BERITABANGSA.ID, BOJONEGORO – Puluhan massa driver ojek online (Ojol) menggelar aksi solidaritas atas tewasnya rekan mereka Affan Kurniawan, akibat terlindas baracuda Polisi pada aksi demo di Jakarta, dii depan pintu gerbang kantor Dewan Perwakilan Rakyat Daerah (DPRD) Kabupaten Bojonegoro, Sabtu (30/8/2025) malam. Sayang tak satu pun anggota dewan berani menemui.
Selain orasi massa juga melakukan doa bersama untuk rekan mereka yang telah gugur.
Koordinator Driver Ojol Bojonegoro Suwito, turut rasa duka cita yang mendalam atas tragedi yang menewaskan rekan seperjuangan. Dia berharap kejadian tersebut tidak terulang, dan tidak ada aksi anarkis dalam menyampaikan pendapat.
“Sengaja kami menggelar aksi pada malam hari di depan gedung DPRD ini karena kalau pun aksi pada siang hari pun tidak akan ada anggota dewan yang datang,” ujarnya.
Dalam tuntutannya para driver ojol meminta potongan untuk tarif ojol diturunkan dari 20 persen menjadi 10 persen.

*DATA UNTUK DIPERIKSA*:
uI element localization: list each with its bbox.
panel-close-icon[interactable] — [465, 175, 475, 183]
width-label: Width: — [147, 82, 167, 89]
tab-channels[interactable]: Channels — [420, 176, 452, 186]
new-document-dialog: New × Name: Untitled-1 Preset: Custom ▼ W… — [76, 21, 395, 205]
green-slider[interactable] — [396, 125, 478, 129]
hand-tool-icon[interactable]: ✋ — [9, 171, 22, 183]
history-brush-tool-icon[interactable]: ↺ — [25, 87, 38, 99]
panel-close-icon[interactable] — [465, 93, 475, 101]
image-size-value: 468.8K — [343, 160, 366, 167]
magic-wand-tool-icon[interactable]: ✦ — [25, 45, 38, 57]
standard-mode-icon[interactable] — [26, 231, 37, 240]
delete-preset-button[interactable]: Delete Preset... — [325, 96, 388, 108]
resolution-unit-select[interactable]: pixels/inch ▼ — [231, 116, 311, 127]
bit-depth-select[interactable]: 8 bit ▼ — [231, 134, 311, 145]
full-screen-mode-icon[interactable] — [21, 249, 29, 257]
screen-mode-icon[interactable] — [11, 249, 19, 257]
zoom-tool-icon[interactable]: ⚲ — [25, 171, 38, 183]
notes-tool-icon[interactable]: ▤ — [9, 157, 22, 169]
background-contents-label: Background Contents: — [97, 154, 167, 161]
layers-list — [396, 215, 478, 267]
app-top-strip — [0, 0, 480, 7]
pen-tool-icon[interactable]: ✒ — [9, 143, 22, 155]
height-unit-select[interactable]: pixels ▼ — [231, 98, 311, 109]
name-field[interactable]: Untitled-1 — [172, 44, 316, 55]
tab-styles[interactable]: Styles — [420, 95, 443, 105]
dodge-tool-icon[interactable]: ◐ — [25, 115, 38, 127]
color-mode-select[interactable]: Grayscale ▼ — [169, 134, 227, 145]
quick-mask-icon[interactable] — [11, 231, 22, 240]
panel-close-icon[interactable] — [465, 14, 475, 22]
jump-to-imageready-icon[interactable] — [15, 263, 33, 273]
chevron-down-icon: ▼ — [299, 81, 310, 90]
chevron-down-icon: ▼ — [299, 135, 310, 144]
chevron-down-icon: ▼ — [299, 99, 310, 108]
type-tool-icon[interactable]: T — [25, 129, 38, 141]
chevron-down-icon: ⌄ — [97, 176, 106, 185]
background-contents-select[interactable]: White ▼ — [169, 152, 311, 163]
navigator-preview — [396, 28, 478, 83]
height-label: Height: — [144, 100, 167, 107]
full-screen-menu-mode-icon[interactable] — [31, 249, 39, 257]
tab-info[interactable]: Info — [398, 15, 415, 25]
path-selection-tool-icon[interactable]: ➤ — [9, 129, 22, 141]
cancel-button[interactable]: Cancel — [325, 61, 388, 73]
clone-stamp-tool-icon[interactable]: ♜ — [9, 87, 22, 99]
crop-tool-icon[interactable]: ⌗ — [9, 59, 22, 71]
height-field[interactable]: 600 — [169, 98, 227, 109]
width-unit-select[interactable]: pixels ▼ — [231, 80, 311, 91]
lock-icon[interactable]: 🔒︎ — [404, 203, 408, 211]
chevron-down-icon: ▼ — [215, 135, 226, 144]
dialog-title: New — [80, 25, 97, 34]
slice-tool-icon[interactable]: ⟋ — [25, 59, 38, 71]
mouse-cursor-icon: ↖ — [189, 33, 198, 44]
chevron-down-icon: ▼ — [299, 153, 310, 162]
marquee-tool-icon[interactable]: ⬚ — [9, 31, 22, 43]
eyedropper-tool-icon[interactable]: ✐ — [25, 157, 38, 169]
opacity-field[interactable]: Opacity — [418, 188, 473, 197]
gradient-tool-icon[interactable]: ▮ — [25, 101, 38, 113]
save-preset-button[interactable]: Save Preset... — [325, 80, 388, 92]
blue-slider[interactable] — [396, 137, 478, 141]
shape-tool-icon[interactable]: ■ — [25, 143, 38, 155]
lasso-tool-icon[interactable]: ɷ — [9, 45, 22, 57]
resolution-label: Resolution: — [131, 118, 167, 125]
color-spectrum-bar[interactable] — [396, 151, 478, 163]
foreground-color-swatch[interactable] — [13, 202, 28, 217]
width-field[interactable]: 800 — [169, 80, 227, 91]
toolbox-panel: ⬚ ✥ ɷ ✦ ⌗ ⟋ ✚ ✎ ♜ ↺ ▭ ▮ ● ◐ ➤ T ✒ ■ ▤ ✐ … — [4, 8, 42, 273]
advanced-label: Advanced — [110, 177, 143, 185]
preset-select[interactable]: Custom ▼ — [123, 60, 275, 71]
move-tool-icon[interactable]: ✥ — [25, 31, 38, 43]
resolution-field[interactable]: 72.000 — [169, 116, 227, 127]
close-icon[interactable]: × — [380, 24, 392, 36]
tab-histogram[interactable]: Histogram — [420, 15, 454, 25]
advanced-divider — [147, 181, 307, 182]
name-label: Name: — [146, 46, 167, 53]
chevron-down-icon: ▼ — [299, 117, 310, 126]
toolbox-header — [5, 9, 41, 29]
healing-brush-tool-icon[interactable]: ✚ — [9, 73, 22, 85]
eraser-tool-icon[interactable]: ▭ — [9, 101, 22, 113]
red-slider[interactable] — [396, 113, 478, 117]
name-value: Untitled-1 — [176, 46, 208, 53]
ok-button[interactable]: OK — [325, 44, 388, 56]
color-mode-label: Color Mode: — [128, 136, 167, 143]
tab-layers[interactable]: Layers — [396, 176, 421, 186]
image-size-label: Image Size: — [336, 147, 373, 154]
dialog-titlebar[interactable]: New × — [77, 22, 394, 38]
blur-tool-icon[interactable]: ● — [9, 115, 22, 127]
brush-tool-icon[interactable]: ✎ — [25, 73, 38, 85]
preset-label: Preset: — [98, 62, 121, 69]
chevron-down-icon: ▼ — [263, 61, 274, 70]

*TUGAS WAJIB*:
A. Tentukan apakah setiap pernyataan berikut sesuai dengan berita tentang aksi driver ojol di Bojonegoro, lalu jawab ya atau tidak disertai kutipan persis kata-kata penentunya dari berita itu: (i) aksi digelar pada malam hari; (ii) sejumlah anggota dewan keluar untuk menemui massa; (iii) para driver menuntut agar potongan tarif ojol diturunkan menjadi 10 persen.
B. Lanjutkan berita tentang aksi driver ojol di Bojonegoro setelah kalimat terakhirnya.

*DAFTAR JAWABAN*:
A.
(i) Ya: "Sabtu (30/8/2025) malam".
(ii) Tidak: "Sayang tak satu pun anggota dewan berani menemui."
(iii) Ya: "meminta potongan untuk tarif ojol diturunkan dari 20 persen menjadi 10 persen".

B.
Salah seorang perwakilan Ojol juga sempat mengkritik kehidupan mewah para anggota dewan yang bergelimang harta.
“Mereka tidak sadar bahwa harta yang selama ini mereka terima untuk kasih makan keluarganya berasal dari rakyat jelata, jangan sakiti hati rakyat dan jangan remehkan suara kami karena dari rakyat kalian hidup dan mendapat jabatan.” tegasnya.
Doa bersama serta menyalahkan lilin merupakan simbol duka atas kepergian almarhum Affan Kurniawan jika matinya hati para anggota DPR yang seharusnya bekerja mewakili bukan menjadi pemerasa rakyat.
Aksi damai tersebut berlangsung satu jam, serta berjalan kondusif dan dijaga ratusan anggota Polres Bojonegoro.